Entries from a dataset:
:::

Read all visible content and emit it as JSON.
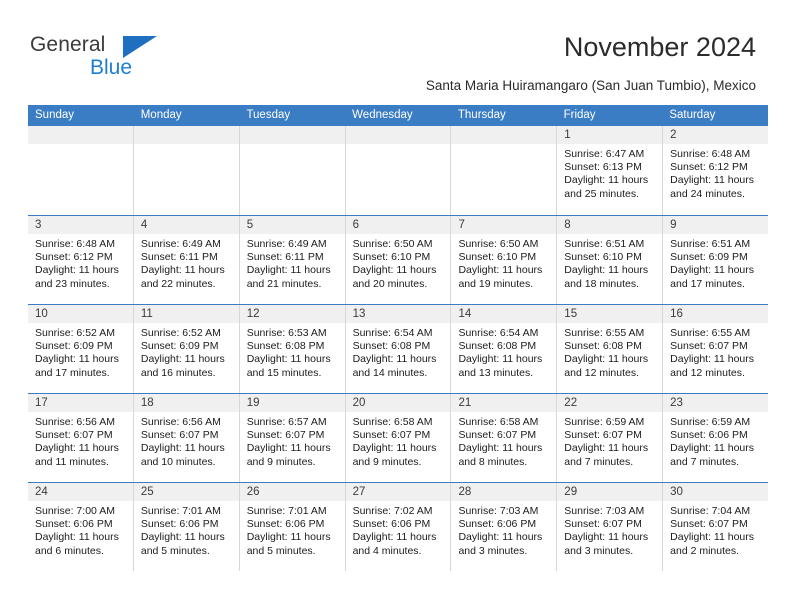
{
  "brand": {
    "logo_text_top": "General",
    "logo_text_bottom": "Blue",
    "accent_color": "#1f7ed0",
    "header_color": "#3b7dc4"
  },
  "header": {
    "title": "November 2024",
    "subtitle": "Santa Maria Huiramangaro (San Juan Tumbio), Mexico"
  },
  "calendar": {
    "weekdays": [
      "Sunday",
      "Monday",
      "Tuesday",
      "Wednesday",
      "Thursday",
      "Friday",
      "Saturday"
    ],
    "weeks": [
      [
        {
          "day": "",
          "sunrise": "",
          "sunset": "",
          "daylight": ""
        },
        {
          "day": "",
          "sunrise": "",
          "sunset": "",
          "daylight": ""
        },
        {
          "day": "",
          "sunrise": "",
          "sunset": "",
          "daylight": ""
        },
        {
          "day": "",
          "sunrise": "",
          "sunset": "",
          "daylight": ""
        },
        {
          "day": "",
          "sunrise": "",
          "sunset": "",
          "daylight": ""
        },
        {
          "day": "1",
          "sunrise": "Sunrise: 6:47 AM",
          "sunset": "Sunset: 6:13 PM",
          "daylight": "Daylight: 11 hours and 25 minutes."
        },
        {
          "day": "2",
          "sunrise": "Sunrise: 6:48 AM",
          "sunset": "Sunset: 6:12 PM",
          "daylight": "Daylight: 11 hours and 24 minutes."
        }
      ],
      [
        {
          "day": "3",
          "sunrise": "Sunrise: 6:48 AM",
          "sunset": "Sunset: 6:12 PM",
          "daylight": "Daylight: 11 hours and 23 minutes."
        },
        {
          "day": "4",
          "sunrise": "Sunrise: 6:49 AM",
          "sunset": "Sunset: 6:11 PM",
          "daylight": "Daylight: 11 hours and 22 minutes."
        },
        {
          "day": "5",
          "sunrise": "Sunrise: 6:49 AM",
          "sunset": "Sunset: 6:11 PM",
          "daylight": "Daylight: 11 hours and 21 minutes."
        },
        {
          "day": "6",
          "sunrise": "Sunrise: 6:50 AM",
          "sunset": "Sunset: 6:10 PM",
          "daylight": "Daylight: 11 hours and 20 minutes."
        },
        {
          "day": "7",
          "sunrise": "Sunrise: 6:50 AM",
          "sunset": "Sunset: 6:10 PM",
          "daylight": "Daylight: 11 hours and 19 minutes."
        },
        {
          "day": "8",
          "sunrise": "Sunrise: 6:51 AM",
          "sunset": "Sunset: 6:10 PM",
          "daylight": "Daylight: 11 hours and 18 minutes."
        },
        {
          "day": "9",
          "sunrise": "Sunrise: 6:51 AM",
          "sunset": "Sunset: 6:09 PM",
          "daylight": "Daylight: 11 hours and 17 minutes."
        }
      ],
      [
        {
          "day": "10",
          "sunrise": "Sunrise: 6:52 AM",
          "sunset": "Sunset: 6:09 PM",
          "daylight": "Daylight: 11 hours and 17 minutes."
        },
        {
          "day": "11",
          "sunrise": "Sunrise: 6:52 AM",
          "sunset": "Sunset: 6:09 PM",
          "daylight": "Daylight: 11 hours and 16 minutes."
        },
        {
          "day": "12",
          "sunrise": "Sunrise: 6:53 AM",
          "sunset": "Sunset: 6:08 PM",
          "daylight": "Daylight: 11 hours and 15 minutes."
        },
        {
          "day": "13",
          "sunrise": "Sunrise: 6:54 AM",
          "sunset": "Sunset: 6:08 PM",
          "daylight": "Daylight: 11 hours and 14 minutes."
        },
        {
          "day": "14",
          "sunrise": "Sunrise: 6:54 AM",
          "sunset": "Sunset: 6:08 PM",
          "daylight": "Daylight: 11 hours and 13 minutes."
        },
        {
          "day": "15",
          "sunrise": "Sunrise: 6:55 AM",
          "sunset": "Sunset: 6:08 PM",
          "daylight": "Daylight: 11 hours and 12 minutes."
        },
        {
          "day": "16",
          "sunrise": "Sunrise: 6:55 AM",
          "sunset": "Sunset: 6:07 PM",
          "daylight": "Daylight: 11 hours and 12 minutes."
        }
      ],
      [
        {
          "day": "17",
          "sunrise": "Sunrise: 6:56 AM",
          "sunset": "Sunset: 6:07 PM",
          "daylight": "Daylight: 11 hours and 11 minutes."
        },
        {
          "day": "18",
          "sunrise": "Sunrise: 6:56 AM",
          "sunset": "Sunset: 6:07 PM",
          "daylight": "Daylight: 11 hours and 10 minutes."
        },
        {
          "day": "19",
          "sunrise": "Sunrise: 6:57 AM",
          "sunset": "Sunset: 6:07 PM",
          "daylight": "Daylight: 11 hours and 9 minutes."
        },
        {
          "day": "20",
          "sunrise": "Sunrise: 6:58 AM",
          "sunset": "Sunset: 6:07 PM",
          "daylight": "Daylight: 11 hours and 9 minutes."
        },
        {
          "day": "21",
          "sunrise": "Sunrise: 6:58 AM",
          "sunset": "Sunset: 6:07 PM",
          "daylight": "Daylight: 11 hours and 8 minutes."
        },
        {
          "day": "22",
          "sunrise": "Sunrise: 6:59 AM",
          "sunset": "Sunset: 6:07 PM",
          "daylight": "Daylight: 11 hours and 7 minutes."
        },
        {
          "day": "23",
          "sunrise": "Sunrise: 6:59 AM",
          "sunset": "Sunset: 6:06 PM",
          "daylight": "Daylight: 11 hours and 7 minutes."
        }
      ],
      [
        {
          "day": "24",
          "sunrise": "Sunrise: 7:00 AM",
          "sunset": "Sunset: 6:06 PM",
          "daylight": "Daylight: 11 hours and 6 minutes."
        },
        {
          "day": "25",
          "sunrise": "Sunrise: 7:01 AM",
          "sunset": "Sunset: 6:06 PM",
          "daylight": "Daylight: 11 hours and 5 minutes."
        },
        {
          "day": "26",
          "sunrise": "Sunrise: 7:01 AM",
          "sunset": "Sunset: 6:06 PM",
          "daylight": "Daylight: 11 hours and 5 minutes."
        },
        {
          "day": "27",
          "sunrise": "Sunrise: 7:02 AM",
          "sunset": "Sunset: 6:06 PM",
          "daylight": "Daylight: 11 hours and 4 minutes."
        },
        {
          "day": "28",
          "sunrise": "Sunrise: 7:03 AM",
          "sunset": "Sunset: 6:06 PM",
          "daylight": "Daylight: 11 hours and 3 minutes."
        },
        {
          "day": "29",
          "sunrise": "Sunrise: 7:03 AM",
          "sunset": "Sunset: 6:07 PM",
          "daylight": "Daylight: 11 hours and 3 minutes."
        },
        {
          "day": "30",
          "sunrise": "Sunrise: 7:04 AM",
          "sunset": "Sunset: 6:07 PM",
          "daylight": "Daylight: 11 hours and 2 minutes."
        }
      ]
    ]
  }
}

:::

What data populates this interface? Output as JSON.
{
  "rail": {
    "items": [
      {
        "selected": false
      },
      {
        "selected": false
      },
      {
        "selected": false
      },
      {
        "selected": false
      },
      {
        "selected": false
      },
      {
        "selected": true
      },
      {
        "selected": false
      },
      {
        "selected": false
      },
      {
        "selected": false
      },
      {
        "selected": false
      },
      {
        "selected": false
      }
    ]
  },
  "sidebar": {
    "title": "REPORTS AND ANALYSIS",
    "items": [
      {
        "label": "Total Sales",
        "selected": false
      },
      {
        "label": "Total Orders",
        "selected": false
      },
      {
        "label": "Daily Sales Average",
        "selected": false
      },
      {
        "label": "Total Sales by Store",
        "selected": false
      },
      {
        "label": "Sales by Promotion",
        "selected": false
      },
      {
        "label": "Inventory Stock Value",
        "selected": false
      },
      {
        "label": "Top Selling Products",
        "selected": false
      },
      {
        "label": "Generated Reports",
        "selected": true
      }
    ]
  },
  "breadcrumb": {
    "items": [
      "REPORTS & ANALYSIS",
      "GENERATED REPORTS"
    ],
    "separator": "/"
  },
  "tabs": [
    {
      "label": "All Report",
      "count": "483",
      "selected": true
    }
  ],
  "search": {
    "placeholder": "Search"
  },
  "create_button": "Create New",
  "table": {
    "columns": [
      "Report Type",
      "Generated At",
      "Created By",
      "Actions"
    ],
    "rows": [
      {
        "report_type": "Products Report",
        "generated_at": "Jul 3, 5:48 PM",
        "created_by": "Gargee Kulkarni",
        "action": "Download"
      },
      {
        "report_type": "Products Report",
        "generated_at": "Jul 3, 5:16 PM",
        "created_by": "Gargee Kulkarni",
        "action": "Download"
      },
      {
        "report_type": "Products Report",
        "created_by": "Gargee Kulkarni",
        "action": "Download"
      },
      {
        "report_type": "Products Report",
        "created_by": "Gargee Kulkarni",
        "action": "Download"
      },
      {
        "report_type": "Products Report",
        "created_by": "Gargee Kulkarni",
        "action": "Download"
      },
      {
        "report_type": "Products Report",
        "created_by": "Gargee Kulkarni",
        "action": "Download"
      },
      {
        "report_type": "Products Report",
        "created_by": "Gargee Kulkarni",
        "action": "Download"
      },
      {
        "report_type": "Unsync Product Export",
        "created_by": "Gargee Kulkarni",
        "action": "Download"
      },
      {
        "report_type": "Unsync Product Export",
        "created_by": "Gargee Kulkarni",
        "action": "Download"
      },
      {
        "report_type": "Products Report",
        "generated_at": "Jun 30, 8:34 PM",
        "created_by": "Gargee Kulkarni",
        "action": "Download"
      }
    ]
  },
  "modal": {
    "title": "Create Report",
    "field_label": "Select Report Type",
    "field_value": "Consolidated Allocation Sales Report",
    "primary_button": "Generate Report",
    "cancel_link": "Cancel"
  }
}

:::

- _WHAT TO PRODUCE_:
Where a line in the material above holds "Total", copy that line.

- _SOLVED EXERCISE_:
        "label": "Total Sales",
        "label": "Total Orders",
        "label": "Total Sales by Store",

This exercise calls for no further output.